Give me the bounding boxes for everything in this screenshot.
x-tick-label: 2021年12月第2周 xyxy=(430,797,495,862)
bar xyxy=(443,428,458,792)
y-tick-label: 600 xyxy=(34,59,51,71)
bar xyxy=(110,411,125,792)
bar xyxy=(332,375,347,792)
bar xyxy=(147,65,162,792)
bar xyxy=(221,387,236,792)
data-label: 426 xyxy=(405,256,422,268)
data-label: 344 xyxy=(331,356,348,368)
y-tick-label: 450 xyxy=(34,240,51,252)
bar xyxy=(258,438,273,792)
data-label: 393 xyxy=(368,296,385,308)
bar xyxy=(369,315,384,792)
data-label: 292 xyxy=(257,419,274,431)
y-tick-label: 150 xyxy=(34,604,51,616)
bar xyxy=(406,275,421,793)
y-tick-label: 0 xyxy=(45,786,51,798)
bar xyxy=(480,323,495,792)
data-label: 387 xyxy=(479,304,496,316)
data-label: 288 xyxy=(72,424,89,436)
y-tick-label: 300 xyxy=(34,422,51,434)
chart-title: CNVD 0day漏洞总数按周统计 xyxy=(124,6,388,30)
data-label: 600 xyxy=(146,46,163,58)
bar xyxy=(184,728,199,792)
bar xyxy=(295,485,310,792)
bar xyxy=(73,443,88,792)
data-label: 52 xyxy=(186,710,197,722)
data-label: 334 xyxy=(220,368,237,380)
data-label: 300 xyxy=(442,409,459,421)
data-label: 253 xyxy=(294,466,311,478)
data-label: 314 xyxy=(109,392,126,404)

— WHAT IS EXPECTED —
Arrange the lines of the records above as a numbered list, from the very first line through the line that contains "bar xyxy=(221,387,236,792)", both included. Leave out any blank lines.

— THE OUTPUT —
1. Give me the bounding boxes for everything in this screenshot.
2. x-tick-label: 2021年12月第2周 xyxy=(430,797,495,862)
3. bar xyxy=(443,428,458,792)
4. y-tick-label: 600 xyxy=(34,59,51,71)
5. bar xyxy=(110,411,125,792)
6. bar xyxy=(332,375,347,792)
7. bar xyxy=(147,65,162,792)
8. bar xyxy=(221,387,236,792)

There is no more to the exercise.